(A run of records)

— Start —

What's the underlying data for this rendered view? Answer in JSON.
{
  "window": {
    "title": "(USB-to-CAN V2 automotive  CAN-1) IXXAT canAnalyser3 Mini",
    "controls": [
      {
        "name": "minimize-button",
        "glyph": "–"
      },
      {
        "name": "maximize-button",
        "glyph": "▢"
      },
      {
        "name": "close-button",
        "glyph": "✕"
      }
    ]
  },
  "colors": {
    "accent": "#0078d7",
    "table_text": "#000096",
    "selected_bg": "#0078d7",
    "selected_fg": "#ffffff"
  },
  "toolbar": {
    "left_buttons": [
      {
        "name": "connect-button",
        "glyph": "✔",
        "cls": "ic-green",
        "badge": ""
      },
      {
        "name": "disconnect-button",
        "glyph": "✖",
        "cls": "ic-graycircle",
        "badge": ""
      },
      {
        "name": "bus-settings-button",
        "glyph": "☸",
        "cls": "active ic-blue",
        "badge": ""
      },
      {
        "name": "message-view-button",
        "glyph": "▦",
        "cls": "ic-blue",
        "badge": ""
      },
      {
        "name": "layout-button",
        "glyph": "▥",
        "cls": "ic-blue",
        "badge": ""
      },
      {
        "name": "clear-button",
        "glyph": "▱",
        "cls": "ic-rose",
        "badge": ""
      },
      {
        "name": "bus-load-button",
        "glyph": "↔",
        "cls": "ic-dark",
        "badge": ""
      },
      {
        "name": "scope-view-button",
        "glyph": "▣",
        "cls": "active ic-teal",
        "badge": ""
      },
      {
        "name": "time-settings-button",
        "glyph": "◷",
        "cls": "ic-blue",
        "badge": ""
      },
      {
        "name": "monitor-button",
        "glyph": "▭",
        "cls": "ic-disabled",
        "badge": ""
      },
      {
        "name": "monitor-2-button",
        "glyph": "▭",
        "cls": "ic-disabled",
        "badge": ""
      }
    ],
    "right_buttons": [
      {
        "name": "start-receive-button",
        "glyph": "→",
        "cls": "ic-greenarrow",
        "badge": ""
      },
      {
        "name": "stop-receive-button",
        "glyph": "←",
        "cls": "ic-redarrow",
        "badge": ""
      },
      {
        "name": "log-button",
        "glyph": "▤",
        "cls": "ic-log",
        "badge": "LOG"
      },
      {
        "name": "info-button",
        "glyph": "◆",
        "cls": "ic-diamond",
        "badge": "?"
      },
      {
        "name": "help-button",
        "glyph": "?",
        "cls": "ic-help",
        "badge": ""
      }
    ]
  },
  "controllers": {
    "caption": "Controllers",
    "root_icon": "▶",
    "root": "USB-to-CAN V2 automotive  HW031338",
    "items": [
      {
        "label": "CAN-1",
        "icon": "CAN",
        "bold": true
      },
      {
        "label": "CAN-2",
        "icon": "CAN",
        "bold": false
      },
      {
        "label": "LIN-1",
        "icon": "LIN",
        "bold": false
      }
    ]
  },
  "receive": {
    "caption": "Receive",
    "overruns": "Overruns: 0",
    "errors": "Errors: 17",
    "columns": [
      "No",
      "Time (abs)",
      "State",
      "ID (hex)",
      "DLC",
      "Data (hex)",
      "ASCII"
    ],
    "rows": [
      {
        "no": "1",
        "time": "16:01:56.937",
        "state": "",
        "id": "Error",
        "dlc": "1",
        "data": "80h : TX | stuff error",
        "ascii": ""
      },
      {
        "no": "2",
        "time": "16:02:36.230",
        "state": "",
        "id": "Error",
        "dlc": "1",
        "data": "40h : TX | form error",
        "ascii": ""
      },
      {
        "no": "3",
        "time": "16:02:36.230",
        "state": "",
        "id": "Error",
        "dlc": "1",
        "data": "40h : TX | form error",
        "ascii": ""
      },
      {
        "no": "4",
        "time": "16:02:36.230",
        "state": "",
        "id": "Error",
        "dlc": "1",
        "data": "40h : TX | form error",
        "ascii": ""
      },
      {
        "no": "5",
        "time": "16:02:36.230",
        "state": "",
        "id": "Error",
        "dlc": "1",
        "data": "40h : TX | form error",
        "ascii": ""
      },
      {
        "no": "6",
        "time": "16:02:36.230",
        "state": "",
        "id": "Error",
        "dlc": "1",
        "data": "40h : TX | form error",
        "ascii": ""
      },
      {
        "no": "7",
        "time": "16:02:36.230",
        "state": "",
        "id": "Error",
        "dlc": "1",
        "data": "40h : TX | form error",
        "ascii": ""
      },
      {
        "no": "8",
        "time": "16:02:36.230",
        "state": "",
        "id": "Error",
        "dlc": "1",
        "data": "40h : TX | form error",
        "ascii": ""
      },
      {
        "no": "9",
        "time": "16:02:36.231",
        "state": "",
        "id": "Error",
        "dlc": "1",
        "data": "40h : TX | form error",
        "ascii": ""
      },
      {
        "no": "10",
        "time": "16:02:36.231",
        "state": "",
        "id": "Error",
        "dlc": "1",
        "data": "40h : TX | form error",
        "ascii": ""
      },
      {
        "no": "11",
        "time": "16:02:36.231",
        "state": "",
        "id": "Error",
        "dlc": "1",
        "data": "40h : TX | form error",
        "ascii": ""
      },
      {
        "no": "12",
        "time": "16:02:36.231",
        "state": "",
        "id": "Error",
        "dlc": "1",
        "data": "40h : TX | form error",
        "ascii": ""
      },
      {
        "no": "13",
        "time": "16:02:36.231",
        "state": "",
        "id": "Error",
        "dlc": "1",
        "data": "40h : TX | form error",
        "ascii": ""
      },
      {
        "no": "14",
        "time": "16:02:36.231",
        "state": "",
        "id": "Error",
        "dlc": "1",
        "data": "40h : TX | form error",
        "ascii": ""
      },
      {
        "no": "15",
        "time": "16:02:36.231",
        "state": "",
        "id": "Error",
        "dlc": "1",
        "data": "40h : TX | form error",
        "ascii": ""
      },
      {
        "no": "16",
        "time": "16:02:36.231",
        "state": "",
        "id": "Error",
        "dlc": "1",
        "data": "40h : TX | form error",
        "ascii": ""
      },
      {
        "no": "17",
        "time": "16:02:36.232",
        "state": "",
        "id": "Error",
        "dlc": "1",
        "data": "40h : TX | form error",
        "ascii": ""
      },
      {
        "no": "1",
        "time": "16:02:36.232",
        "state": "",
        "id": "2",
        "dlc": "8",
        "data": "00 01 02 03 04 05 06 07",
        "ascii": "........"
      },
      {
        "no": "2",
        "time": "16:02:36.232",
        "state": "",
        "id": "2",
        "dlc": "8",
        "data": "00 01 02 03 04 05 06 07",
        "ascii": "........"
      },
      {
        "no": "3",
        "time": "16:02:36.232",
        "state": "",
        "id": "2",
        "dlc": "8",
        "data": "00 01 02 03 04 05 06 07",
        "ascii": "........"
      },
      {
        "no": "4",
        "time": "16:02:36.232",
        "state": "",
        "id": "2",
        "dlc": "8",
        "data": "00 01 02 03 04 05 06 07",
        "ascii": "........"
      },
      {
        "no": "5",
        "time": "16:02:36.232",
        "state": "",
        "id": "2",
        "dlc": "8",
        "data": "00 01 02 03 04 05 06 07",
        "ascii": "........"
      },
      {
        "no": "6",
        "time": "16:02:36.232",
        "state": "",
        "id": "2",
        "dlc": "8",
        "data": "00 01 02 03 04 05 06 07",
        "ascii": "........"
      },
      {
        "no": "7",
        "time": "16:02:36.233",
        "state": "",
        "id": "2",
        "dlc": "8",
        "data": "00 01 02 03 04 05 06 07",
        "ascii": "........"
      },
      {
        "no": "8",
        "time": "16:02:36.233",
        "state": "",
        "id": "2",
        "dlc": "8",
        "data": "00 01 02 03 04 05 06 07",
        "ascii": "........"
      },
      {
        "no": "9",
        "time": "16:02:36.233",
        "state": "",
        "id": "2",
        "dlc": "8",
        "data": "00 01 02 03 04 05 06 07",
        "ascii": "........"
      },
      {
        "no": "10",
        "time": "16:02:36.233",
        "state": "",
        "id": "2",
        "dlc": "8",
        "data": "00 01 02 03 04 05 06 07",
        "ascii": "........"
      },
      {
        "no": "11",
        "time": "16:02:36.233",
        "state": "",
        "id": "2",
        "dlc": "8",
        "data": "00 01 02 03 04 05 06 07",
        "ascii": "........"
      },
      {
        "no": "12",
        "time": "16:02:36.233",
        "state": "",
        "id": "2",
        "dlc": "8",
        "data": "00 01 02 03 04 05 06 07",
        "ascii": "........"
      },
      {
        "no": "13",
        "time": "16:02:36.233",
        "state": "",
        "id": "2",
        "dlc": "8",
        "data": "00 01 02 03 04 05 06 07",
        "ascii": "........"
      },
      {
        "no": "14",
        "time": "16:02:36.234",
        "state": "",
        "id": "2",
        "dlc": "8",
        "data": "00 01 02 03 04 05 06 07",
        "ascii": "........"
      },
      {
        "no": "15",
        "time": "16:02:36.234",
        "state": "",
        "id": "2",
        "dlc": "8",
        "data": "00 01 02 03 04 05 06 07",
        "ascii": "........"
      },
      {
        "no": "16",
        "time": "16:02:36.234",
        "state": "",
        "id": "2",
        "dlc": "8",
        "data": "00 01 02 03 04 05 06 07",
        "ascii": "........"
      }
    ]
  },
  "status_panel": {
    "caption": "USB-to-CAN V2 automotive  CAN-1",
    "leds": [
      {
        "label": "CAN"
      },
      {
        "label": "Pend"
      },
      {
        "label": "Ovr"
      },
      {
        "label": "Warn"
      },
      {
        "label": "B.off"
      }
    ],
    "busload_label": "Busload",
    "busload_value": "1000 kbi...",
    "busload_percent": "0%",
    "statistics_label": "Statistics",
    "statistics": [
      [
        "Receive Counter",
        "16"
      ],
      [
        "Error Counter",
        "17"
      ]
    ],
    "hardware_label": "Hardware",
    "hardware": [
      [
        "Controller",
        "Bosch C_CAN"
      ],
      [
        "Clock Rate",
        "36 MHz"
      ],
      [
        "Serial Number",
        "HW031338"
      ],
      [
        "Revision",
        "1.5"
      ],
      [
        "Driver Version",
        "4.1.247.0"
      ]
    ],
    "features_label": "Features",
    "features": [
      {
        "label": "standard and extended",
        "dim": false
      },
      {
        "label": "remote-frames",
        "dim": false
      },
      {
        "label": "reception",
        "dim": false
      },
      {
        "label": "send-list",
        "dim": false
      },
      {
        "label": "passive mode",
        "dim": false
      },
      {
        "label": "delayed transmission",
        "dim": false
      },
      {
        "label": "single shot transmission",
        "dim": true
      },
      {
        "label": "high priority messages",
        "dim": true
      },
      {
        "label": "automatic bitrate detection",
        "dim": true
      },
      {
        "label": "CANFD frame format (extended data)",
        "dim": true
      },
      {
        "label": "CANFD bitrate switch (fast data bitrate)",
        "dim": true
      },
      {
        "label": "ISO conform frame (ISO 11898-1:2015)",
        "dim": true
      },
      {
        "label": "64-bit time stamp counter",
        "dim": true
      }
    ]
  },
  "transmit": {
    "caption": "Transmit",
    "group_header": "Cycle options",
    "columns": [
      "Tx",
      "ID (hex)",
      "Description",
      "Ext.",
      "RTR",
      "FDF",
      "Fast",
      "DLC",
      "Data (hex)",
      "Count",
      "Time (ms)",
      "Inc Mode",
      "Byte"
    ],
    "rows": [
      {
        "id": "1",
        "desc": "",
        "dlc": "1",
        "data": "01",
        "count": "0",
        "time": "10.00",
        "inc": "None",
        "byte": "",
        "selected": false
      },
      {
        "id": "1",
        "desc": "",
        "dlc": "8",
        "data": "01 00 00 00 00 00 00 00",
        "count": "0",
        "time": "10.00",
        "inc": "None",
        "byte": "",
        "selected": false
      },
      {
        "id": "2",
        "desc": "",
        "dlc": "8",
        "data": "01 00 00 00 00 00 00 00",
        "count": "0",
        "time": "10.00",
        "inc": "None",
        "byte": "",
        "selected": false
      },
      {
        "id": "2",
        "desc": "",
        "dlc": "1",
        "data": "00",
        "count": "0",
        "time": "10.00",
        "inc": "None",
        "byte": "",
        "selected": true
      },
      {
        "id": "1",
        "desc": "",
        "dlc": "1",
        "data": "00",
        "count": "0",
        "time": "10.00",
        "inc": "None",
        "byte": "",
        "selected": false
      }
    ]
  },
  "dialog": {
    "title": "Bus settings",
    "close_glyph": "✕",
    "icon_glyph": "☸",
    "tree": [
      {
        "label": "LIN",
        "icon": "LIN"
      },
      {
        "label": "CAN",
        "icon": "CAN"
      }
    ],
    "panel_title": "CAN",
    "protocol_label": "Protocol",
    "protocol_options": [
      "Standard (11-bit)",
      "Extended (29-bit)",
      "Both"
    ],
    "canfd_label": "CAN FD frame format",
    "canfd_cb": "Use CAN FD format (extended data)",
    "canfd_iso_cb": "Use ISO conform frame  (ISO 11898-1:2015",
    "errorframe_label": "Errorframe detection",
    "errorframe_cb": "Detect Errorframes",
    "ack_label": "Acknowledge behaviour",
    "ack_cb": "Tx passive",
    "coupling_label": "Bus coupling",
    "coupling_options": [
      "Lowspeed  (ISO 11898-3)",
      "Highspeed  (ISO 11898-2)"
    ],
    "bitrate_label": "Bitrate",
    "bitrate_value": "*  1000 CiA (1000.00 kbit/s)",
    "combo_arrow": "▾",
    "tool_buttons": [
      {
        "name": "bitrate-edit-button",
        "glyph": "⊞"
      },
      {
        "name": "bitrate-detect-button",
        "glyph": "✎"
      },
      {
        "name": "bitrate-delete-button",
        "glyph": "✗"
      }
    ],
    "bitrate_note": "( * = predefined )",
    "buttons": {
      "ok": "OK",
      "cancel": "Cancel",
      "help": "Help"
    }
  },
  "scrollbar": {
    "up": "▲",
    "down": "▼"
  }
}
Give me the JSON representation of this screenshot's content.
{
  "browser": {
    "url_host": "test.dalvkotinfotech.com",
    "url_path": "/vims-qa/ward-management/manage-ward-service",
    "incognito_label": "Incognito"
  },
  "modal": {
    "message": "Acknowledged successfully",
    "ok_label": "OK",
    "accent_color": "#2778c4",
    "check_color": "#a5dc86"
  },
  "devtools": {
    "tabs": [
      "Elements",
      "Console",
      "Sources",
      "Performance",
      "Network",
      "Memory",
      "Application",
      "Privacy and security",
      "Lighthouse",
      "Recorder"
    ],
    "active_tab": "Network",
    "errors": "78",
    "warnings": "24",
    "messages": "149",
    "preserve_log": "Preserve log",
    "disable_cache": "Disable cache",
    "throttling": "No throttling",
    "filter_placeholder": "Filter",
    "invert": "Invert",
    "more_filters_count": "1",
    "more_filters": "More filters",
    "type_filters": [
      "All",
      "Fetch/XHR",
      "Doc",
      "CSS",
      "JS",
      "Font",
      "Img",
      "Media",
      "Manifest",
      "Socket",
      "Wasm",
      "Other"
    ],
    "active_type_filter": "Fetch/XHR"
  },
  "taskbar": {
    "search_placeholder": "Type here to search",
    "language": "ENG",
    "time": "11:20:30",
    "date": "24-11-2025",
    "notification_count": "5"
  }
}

— End —

Your answer should be a single number: the count of lines in the data that include the word "detection".

2